## [PROBLEM TO SOLVE]
Using the data below, repeat all of it precisely.
#### RECORDS FOR THE EXERCISE
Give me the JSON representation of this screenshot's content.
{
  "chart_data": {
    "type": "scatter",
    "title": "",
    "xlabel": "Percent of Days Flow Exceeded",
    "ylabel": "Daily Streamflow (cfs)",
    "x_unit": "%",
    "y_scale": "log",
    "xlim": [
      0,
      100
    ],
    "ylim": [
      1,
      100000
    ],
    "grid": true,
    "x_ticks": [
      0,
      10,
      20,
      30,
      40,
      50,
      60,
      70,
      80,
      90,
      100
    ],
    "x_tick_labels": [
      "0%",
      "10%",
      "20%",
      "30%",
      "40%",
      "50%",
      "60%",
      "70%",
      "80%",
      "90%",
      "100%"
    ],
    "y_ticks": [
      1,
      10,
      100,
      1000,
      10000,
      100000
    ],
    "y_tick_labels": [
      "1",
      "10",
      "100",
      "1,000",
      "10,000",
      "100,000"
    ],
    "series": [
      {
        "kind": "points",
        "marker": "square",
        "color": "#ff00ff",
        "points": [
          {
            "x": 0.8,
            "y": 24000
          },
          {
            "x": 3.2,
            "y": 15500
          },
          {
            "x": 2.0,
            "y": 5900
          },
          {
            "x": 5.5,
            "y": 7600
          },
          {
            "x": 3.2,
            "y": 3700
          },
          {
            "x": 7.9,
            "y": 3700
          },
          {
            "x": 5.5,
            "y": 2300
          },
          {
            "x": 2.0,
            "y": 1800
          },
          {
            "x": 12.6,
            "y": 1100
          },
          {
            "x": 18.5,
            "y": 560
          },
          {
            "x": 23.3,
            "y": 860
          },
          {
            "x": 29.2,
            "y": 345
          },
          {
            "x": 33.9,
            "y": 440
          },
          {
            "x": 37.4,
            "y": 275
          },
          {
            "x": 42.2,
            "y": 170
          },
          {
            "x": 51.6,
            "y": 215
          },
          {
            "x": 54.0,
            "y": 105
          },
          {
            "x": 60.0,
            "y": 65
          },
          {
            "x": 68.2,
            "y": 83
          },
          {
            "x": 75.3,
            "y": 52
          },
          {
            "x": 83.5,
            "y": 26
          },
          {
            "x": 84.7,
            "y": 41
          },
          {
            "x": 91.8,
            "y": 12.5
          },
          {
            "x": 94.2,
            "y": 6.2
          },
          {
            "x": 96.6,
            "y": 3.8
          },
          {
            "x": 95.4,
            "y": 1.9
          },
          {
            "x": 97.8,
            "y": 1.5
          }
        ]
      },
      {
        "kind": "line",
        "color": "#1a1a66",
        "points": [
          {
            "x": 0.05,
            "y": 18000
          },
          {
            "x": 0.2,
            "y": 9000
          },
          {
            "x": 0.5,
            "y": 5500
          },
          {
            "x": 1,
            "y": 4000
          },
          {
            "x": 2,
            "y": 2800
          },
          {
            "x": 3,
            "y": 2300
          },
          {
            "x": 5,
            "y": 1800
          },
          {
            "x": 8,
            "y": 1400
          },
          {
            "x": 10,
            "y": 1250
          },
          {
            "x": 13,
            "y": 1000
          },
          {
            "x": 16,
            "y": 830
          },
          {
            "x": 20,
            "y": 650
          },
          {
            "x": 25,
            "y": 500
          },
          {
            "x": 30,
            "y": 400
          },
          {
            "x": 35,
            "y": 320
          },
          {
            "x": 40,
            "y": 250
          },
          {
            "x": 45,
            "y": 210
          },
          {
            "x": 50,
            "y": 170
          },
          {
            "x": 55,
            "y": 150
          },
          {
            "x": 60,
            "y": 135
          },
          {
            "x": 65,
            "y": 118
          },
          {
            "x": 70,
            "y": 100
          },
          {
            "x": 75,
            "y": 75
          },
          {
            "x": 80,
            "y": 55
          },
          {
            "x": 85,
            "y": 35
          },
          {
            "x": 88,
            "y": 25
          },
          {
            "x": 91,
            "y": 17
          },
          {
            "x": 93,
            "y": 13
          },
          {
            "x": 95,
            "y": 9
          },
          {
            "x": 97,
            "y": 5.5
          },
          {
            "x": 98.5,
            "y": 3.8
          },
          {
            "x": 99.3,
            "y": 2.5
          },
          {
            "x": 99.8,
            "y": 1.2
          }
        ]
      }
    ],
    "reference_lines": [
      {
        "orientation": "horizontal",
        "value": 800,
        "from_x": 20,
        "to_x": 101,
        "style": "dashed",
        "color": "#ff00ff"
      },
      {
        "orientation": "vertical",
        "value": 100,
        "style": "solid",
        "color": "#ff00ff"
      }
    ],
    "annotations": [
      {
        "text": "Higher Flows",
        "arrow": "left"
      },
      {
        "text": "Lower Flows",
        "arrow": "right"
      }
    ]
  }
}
########
## [ANSWER TO THIS TASK]
Give me the JSON representation of this screenshot's content.
{
  "chart_data": {
    "type": "scatter",
    "title": "",
    "xlabel": "Percent of Days Flow Exceeded",
    "ylabel": "Daily Streamflow (cfs)",
    "x_unit": "%",
    "y_scale": "log",
    "xlim": [
      0,
      100
    ],
    "ylim": [
      1,
      100000
    ],
    "grid": true,
    "x_ticks": [
      0,
      10,
      20,
      30,
      40,
      50,
      60,
      70,
      80,
      90,
      100
    ],
    "x_tick_labels": [
      "0%",
      "10%",
      "20%",
      "30%",
      "40%",
      "50%",
      "60%",
      "70%",
      "80%",
      "90%",
      "100%"
    ],
    "y_ticks": [
      1,
      10,
      100,
      1000,
      10000,
      100000
    ],
    "y_tick_labels": [
      "1",
      "10",
      "100",
      "1,000",
      "10,000",
      "100,000"
    ],
    "series": [
      {
        "kind": "points",
        "marker": "square",
        "color": "#ff00ff",
        "points": [
          {
            "x": 0.8,
            "y": 24000
          },
          {
            "x": 3.2,
            "y": 15500
          },
          {
            "x": 2.0,
            "y": 5900
          },
          {
            "x": 5.5,
            "y": 7600
          },
          {
            "x": 3.2,
            "y": 3700
          },
          {
            "x": 7.9,
            "y": 3700
          },
          {
            "x": 5.5,
            "y": 2300
          },
          {
            "x": 2.0,
            "y": 1800
          },
          {
            "x": 12.6,
            "y": 1100
          },
          {
            "x": 18.5,
            "y": 560
          },
          {
            "x": 23.3,
            "y": 860
          },
          {
            "x": 29.2,
            "y": 345
          },
          {
            "x": 33.9,
            "y": 440
          },
          {
            "x": 37.4,
            "y": 275
          },
          {
            "x": 42.2,
            "y": 170
          },
          {
            "x": 51.6,
            "y": 215
          },
          {
            "x": 54.0,
            "y": 105
          },
          {
            "x": 60.0,
            "y": 65
          },
          {
            "x": 68.2,
            "y": 83
          },
          {
            "x": 75.3,
            "y": 52
          },
          {
            "x": 83.5,
            "y": 26
          },
          {
            "x": 84.7,
            "y": 41
          },
          {
            "x": 91.8,
            "y": 12.5
          },
          {
            "x": 94.2,
            "y": 6.2
          },
          {
            "x": 96.6,
            "y": 3.8
          },
          {
            "x": 95.4,
            "y": 1.9
          },
          {
            "x": 97.8,
            "y": 1.5
          }
        ]
      },
      {
        "kind": "line",
        "color": "#1a1a66",
        "points": [
          {
            "x": 0.05,
            "y": 18000
          },
          {
            "x": 0.2,
            "y": 9000
          },
          {
            "x": 0.5,
            "y": 5500
          },
          {
            "x": 1,
            "y": 4000
          },
          {
            "x": 2,
            "y": 2800
          },
          {
            "x": 3,
            "y": 2300
          },
          {
            "x": 5,
            "y": 1800
          },
          {
            "x": 8,
            "y": 1400
          },
          {
            "x": 10,
            "y": 1250
          },
          {
            "x": 13,
            "y": 1000
          },
          {
            "x": 16,
            "y": 830
          },
          {
            "x": 20,
            "y": 650
          },
          {
            "x": 25,
            "y": 500
          },
          {
            "x": 30,
            "y": 400
          },
          {
            "x": 35,
            "y": 320
          },
          {
            "x": 40,
            "y": 250
          },
          {
            "x": 45,
            "y": 210
          },
          {
            "x": 50,
            "y": 170
          },
          {
            "x": 55,
            "y": 150
          },
          {
            "x": 60,
            "y": 135
          },
          {
            "x": 65,
            "y": 118
          },
          {
            "x": 70,
            "y": 100
          },
          {
            "x": 75,
            "y": 75
          },
          {
            "x": 80,
            "y": 55
          },
          {
            "x": 85,
            "y": 35
          },
          {
            "x": 88,
            "y": 25
          },
          {
            "x": 91,
            "y": 17
          },
          {
            "x": 93,
            "y": 13
          },
          {
            "x": 95,
            "y": 9
          },
          {
            "x": 97,
            "y": 5.5
          },
          {
            "x": 98.5,
            "y": 3.8
          },
          {
            "x": 99.3,
            "y": 2.5
          },
          {
            "x": 99.8,
            "y": 1.2
          }
        ]
      }
    ],
    "reference_lines": [
      {
        "orientation": "horizontal",
        "value": 800,
        "from_x": 20,
        "to_x": 101,
        "style": "dashed",
        "color": "#ff00ff"
      },
      {
        "orientation": "vertical",
        "value": 100,
        "style": "solid",
        "color": "#ff00ff"
      }
    ],
    "annotations": [
      {
        "text": "Higher Flows",
        "arrow": "left"
      },
      {
        "text": "Lower Flows",
        "arrow": "right"
      }
    ]
  }
}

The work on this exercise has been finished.